━━ Data rows
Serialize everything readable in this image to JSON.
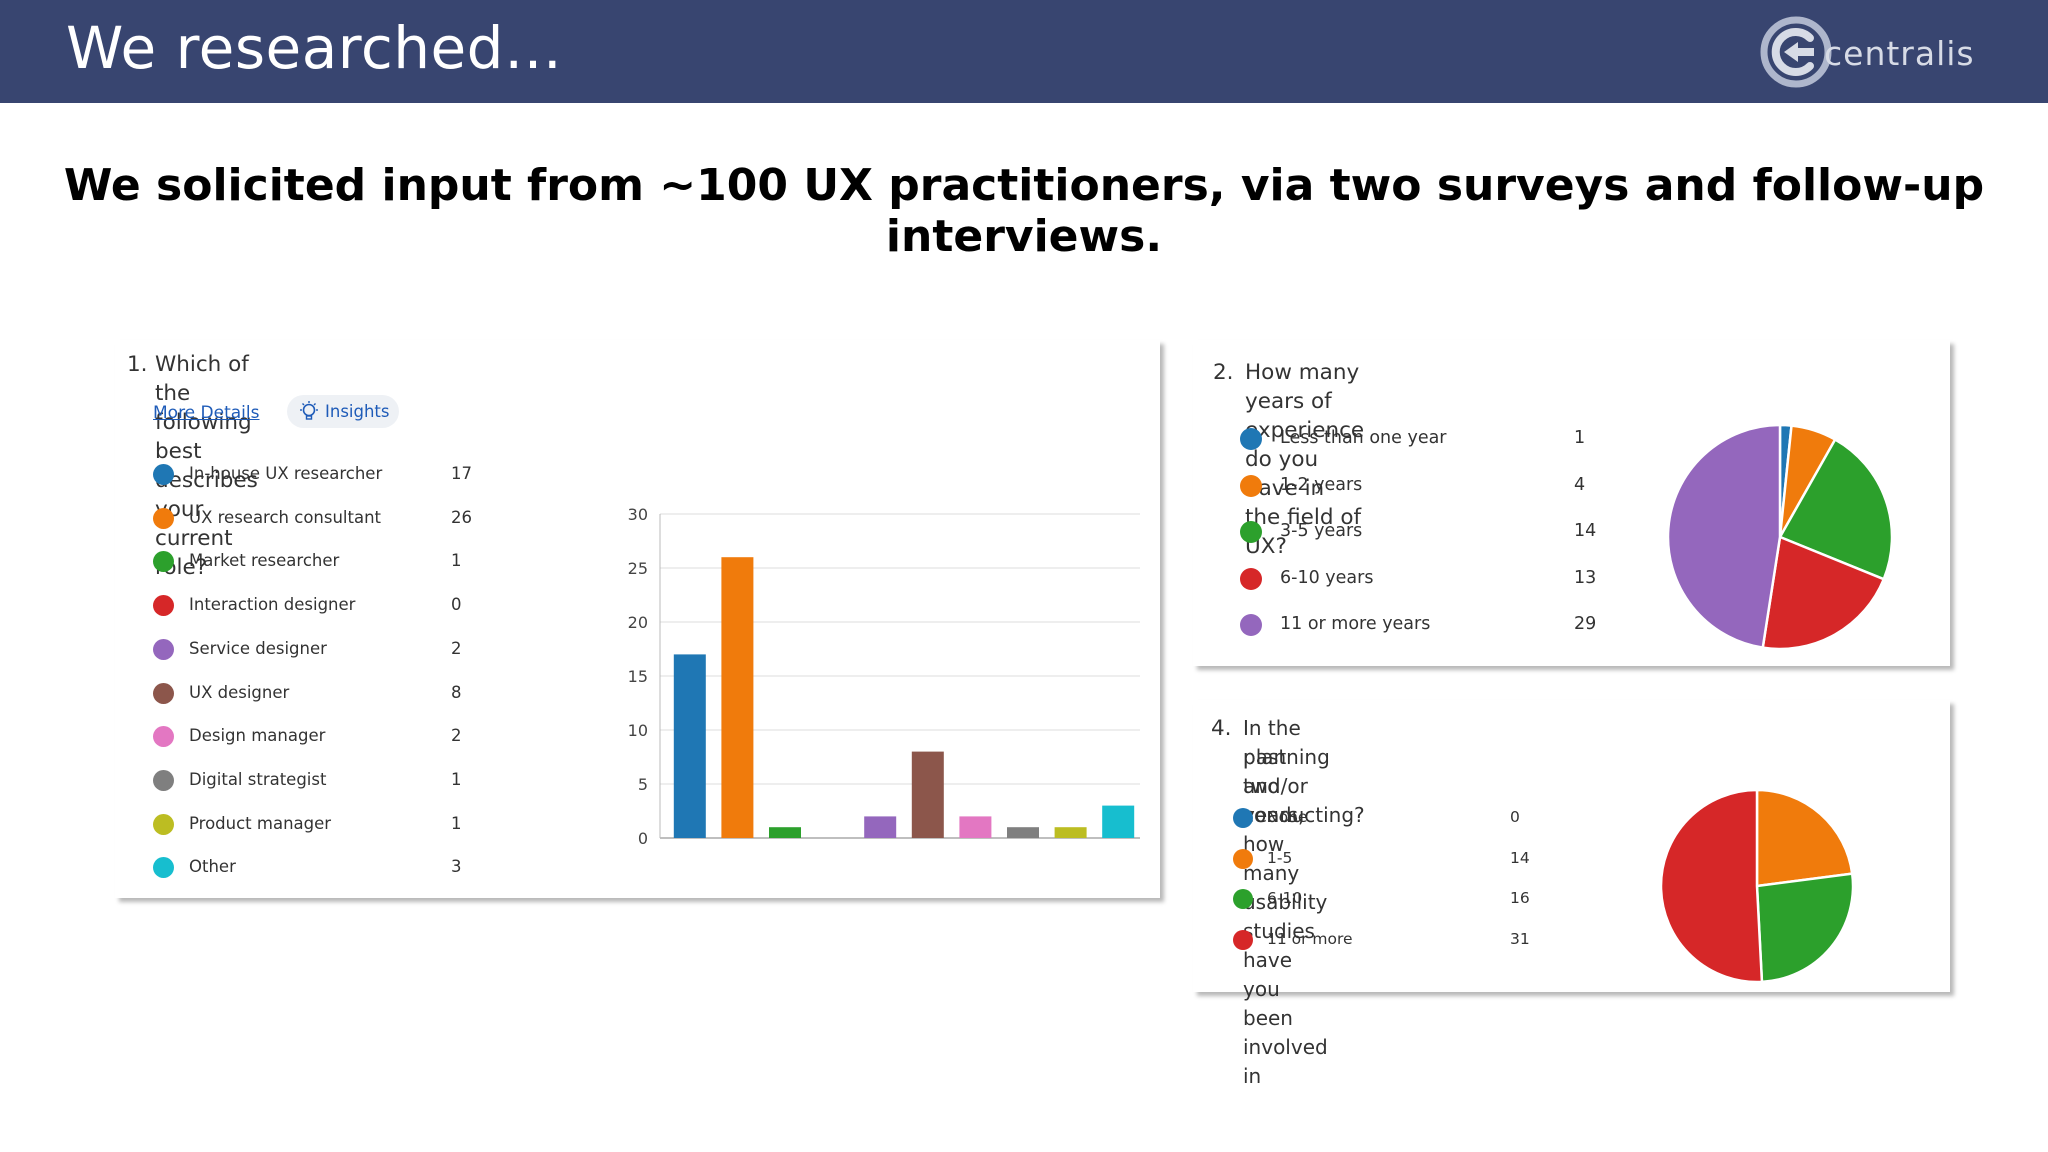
{
  "header": {
    "title": "We researched…",
    "logo_text": "centralis"
  },
  "subtitle": "We solicited input from ~100 UX practitioners, via two surveys and follow-up interviews.",
  "colors": {
    "header_bg": "#384570",
    "blue": "#1f77b4",
    "orange": "#f07b0c",
    "green": "#2ca02c",
    "red": "#d62728",
    "purple": "#9467bd",
    "brown": "#8c564b",
    "pink": "#e377c2",
    "gray": "#7f7f7f",
    "olive": "#bcbd22",
    "teal": "#17becf"
  },
  "card1": {
    "number": "1.",
    "question": "Which of the following best describes your current role?",
    "more_details": "More Details",
    "insights": "Insights"
  },
  "card2": {
    "number": "2.",
    "question": "How many years of experience do you have in the field of UX?"
  },
  "card3": {
    "number": "4.",
    "question_line1": "In the past two years, how many usability studies have you been involved in",
    "question_line2": "planning and/or conducting?"
  },
  "chart_data": [
    {
      "type": "bar",
      "categories": [
        "In-house UX researcher",
        "UX research consultant",
        "Market researcher",
        "Interaction designer",
        "Service designer",
        "UX designer",
        "Design manager",
        "Digital strategist",
        "Product manager",
        "Other"
      ],
      "values": [
        17,
        26,
        1,
        0,
        2,
        8,
        2,
        1,
        1,
        3
      ],
      "value_labels": [
        "17",
        "26",
        "1",
        "0",
        "2",
        "8",
        "2",
        "1",
        "1",
        "3"
      ],
      "colors": [
        "#1f77b4",
        "#f07b0c",
        "#2ca02c",
        "#d62728",
        "#9467bd",
        "#8c564b",
        "#e377c2",
        "#7f7f7f",
        "#bcbd22",
        "#17becf"
      ],
      "ylim": [
        0,
        30
      ],
      "yticks": [
        "0",
        "5",
        "10",
        "15",
        "20",
        "25",
        "30"
      ],
      "grid": true,
      "legend": "left"
    },
    {
      "type": "pie",
      "labels": [
        "Less than one year",
        "1-2 years",
        "3-5 years",
        "6-10 years",
        "11 or more years"
      ],
      "values": [
        1,
        4,
        14,
        13,
        29
      ],
      "value_labels": [
        "1",
        "4",
        "14",
        "13",
        "29"
      ],
      "colors": [
        "#1f77b4",
        "#f07b0c",
        "#2ca02c",
        "#d62728",
        "#9467bd"
      ],
      "legend": "left"
    },
    {
      "type": "pie",
      "labels": [
        "None",
        "1-5",
        "6-10",
        "11 or more"
      ],
      "values": [
        0,
        14,
        16,
        31
      ],
      "value_labels": [
        "0",
        "14",
        "16",
        "31"
      ],
      "colors": [
        "#1f77b4",
        "#f07b0c",
        "#2ca02c",
        "#d62728"
      ],
      "legend": "left"
    }
  ]
}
━━━━
Transcribe each entry above exactly, apart from the pictures.

Serialize everything readable in this image to JSON.
{
  "header": {
    "title": "We researched…",
    "logo_text": "centralis"
  },
  "subtitle": "We solicited input from ~100 UX practitioners, via two surveys and follow-up interviews.",
  "colors": {
    "header_bg": "#384570",
    "blue": "#1f77b4",
    "orange": "#f07b0c",
    "green": "#2ca02c",
    "red": "#d62728",
    "purple": "#9467bd",
    "brown": "#8c564b",
    "pink": "#e377c2",
    "gray": "#7f7f7f",
    "olive": "#bcbd22",
    "teal": "#17becf"
  },
  "card1": {
    "number": "1.",
    "question": "Which of the following best describes your current role?",
    "more_details": "More Details",
    "insights": "Insights"
  },
  "card2": {
    "number": "2.",
    "question": "How many years of experience do you have in the field of UX?"
  },
  "card3": {
    "number": "4.",
    "question_line1": "In the past two years, how many usability studies have you been involved in",
    "question_line2": "planning and/or conducting?"
  },
  "chart_data": [
    {
      "type": "bar",
      "categories": [
        "In-house UX researcher",
        "UX research consultant",
        "Market researcher",
        "Interaction designer",
        "Service designer",
        "UX designer",
        "Design manager",
        "Digital strategist",
        "Product manager",
        "Other"
      ],
      "values": [
        17,
        26,
        1,
        0,
        2,
        8,
        2,
        1,
        1,
        3
      ],
      "value_labels": [
        "17",
        "26",
        "1",
        "0",
        "2",
        "8",
        "2",
        "1",
        "1",
        "3"
      ],
      "colors": [
        "#1f77b4",
        "#f07b0c",
        "#2ca02c",
        "#d62728",
        "#9467bd",
        "#8c564b",
        "#e377c2",
        "#7f7f7f",
        "#bcbd22",
        "#17becf"
      ],
      "ylim": [
        0,
        30
      ],
      "yticks": [
        "0",
        "5",
        "10",
        "15",
        "20",
        "25",
        "30"
      ],
      "grid": true,
      "legend": "left"
    },
    {
      "type": "pie",
      "labels": [
        "Less than one year",
        "1-2 years",
        "3-5 years",
        "6-10 years",
        "11 or more years"
      ],
      "values": [
        1,
        4,
        14,
        13,
        29
      ],
      "value_labels": [
        "1",
        "4",
        "14",
        "13",
        "29"
      ],
      "colors": [
        "#1f77b4",
        "#f07b0c",
        "#2ca02c",
        "#d62728",
        "#9467bd"
      ],
      "legend": "left"
    },
    {
      "type": "pie",
      "labels": [
        "None",
        "1-5",
        "6-10",
        "11 or more"
      ],
      "values": [
        0,
        14,
        16,
        31
      ],
      "value_labels": [
        "0",
        "14",
        "16",
        "31"
      ],
      "colors": [
        "#1f77b4",
        "#f07b0c",
        "#2ca02c",
        "#d62728"
      ],
      "legend": "left"
    }
  ]
}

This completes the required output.